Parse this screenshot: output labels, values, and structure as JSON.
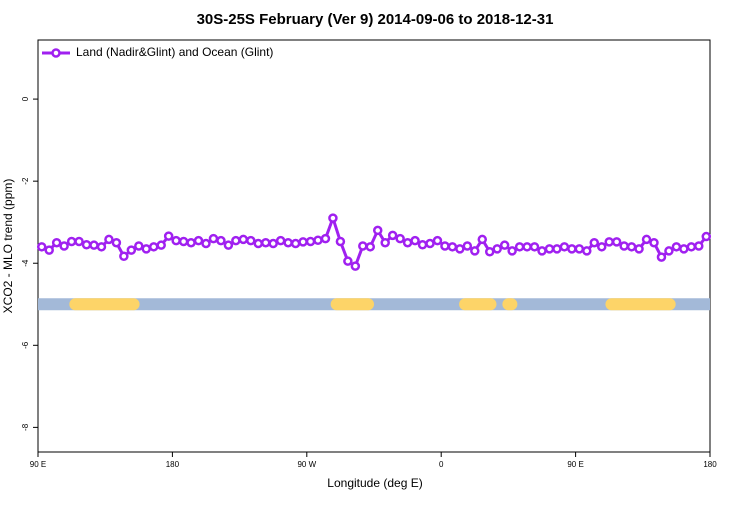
{
  "chart_data": {
    "type": "line",
    "title": "30S-25S February (Ver 9)   2014-09-06 to 2018-12-31",
    "xlabel": "Longitude (deg E)",
    "ylabel": "XCO2 - MLO trend (ppm)",
    "xlim": [
      90,
      540
    ],
    "xticks": [
      {
        "value": 90,
        "label": "90 E"
      },
      180,
      {
        "value": 270,
        "label": "90 W"
      },
      {
        "value": 360,
        "label": "0"
      },
      {
        "value": 450,
        "label": "90 E"
      },
      {
        "value": 540,
        "label": "180"
      }
    ],
    "ylim": [
      -8.6,
      1.44
    ],
    "yticks": [
      -8,
      -6,
      -4,
      -2,
      0
    ],
    "legend": "top-left",
    "x": [
      92.5,
      97.5,
      102.5,
      107.5,
      112.5,
      117.5,
      122.5,
      127.5,
      132.5,
      137.5,
      142.5,
      147.5,
      152.5,
      157.5,
      162.5,
      167.5,
      172.5,
      177.5,
      182.5,
      187.5,
      192.5,
      197.5,
      202.5,
      207.5,
      212.5,
      217.5,
      222.5,
      227.5,
      232.5,
      237.5,
      242.5,
      247.5,
      252.5,
      257.5,
      262.5,
      267.5,
      272.5,
      277.5,
      282.5,
      287.5,
      292.5,
      297.5,
      302.5,
      307.5,
      312.5,
      317.5,
      322.5,
      327.5,
      332.5,
      337.5,
      342.5,
      347.5,
      352.5,
      357.5,
      362.5,
      367.5,
      372.5,
      377.5,
      382.5,
      387.5,
      392.5,
      397.5,
      402.5,
      407.5,
      412.5,
      417.5,
      422.5,
      427.5,
      432.5,
      437.5,
      442.5,
      447.5,
      452.5,
      457.5,
      462.5,
      467.5,
      472.5,
      477.5,
      482.5,
      487.5,
      492.5,
      497.5,
      502.5,
      507.5,
      512.5,
      517.5,
      522.5,
      527.5,
      532.5,
      537.5
    ],
    "series": [
      {
        "name": "Land (Nadir&Glint) and Ocean (Glint)",
        "color": "#a020f0",
        "values": [
          -3.6,
          -3.68,
          -3.5,
          -3.58,
          -3.47,
          -3.47,
          -3.55,
          -3.56,
          -3.6,
          -3.42,
          -3.5,
          -3.83,
          -3.68,
          -3.58,
          -3.65,
          -3.6,
          -3.56,
          -3.34,
          -3.45,
          -3.47,
          -3.5,
          -3.45,
          -3.52,
          -3.4,
          -3.45,
          -3.56,
          -3.45,
          -3.42,
          -3.45,
          -3.52,
          -3.5,
          -3.52,
          -3.45,
          -3.5,
          -3.52,
          -3.48,
          -3.47,
          -3.44,
          -3.4,
          -2.9,
          -3.47,
          -3.95,
          -4.07,
          -3.58,
          -3.6,
          -3.2,
          -3.5,
          -3.32,
          -3.4,
          -3.5,
          -3.45,
          -3.55,
          -3.52,
          -3.45,
          -3.58,
          -3.6,
          -3.65,
          -3.58,
          -3.7,
          -3.42,
          -3.72,
          -3.65,
          -3.56,
          -3.7,
          -3.6,
          -3.6,
          -3.6,
          -3.7,
          -3.65,
          -3.65,
          -3.6,
          -3.65,
          -3.65,
          -3.7,
          -3.5,
          -3.6,
          -3.48,
          -3.48,
          -3.58,
          -3.6,
          -3.65,
          -3.42,
          -3.5,
          -3.85,
          -3.7,
          -3.6,
          -3.65,
          -3.6,
          -3.58,
          -3.35
        ]
      }
    ],
    "band_y": -5,
    "ocean_color": "#a3b9d8",
    "land_color": "#fdd468",
    "land_segments": [
      [
        115,
        154
      ],
      [
        290,
        311
      ],
      [
        376,
        393
      ],
      [
        405,
        407
      ],
      [
        474,
        513
      ]
    ]
  }
}
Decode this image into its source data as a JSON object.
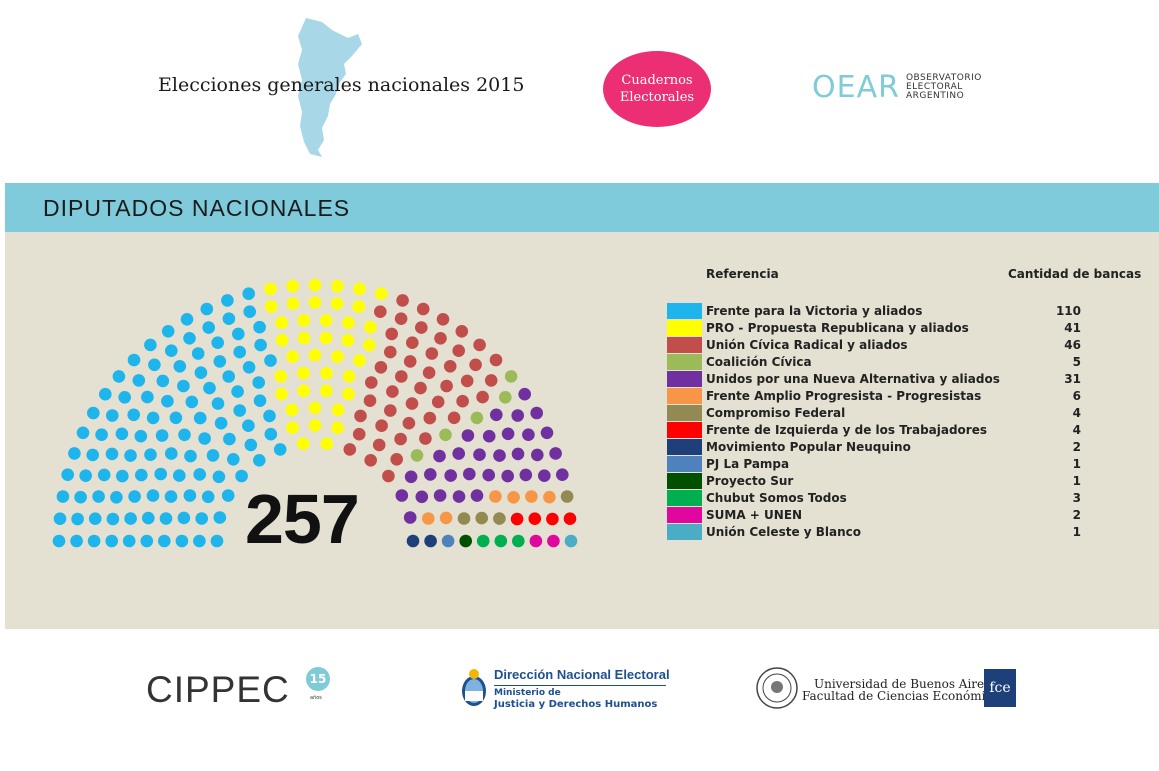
{
  "header": {
    "title": "Elecciones generales nacionales 2015",
    "badge_line1": "Cuadernos",
    "badge_line2": "Electorales",
    "oear_mark": "OEAR",
    "oear_line1": "OBSERVATORIO",
    "oear_line2": "ELECTORAL",
    "oear_line3": "ARGENTINO",
    "map_color": "#a8d8e8",
    "badge_color": "#ec2f74"
  },
  "section": {
    "title": "DIPUTADOS NACIONALES",
    "band_color": "#7fcbdc",
    "panel_color": "#e4e1d2"
  },
  "chart_data": {
    "type": "parliament",
    "total": 257,
    "total_label": "257",
    "legend_header_left": "Referencia",
    "legend_header_right": "Cantidad de bancas",
    "parties": [
      {
        "name": "Frente para la Victoria y aliados",
        "seats": 110,
        "color": "#1eb4ec"
      },
      {
        "name": "PRO - Propuesta Republicana y aliados",
        "seats": 41,
        "color": "#ffff00"
      },
      {
        "name": "Unión Cívica Radical y aliados",
        "seats": 46,
        "color": "#c14e4b"
      },
      {
        "name": "Coalición Cívica",
        "seats": 5,
        "color": "#9bbb59"
      },
      {
        "name": "Unidos por una Nueva Alternativa y aliados",
        "seats": 31,
        "color": "#7030a0"
      },
      {
        "name": "Frente Amplio Progresista - Progresistas",
        "seats": 6,
        "color": "#f79646"
      },
      {
        "name": "Compromiso Federal",
        "seats": 4,
        "color": "#938953"
      },
      {
        "name": "Frente de Izquierda y de los Trabajadores",
        "seats": 4,
        "color": "#ff0000"
      },
      {
        "name": "Movimiento Popular Neuquino",
        "seats": 2,
        "color": "#1f3f7a"
      },
      {
        "name": "PJ La Pampa",
        "seats": 1,
        "color": "#4f81bd"
      },
      {
        "name": "Proyecto Sur",
        "seats": 1,
        "color": "#005000"
      },
      {
        "name": "Chubut Somos Todos",
        "seats": 3,
        "color": "#00b050"
      },
      {
        "name": "SUMA + UNEN",
        "seats": 2,
        "color": "#e0079f"
      },
      {
        "name": "Unión Celeste y Blanco",
        "seats": 1,
        "color": "#4bacc6"
      }
    ]
  },
  "footer": {
    "cippec": "CIPPEC",
    "cippec_badge": "15",
    "cippec_sub": "años",
    "dne_title": "Dirección Nacional Electoral",
    "dne_sub1": "Ministerio de",
    "dne_sub2": "Justicia y Derechos Humanos",
    "uba_line1": "Universidad de Buenos Aires",
    "uba_line2": "Facultad de Ciencias Económicas",
    "fce": "fce"
  }
}
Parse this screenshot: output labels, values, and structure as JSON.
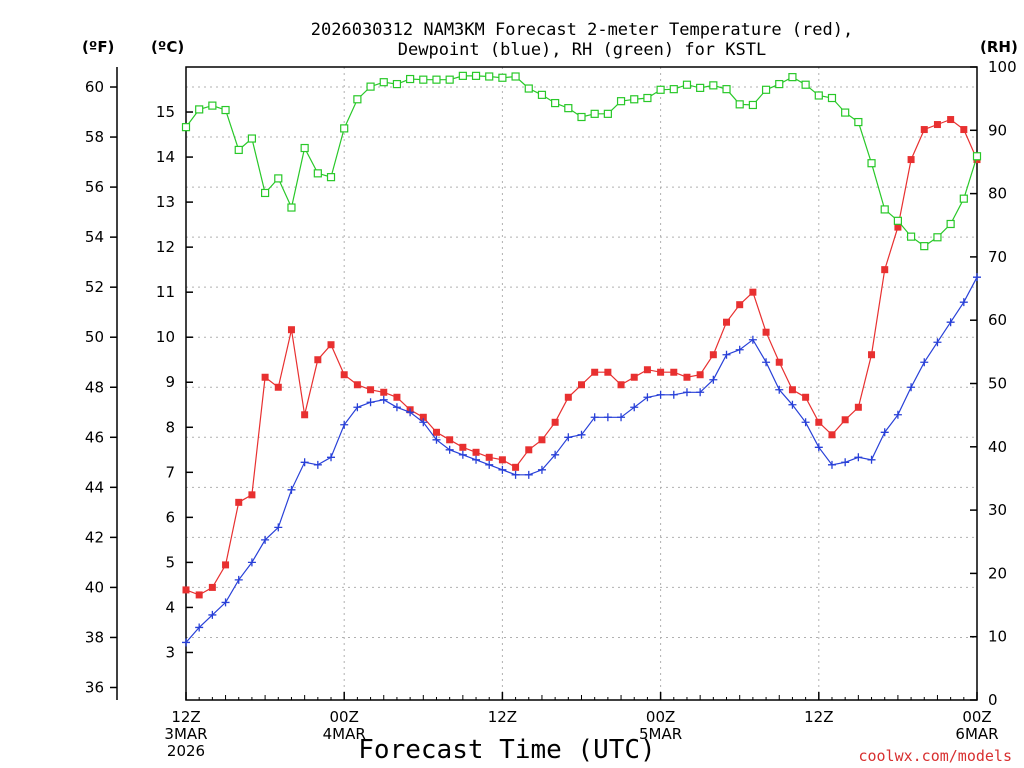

_Stated problem_
Take every line from the data above that holds "Unión" and copy it out.

_Task response_
        "name": "Unión Cívica Radical y aliados",
        "name": "Unión Celeste y Blanco",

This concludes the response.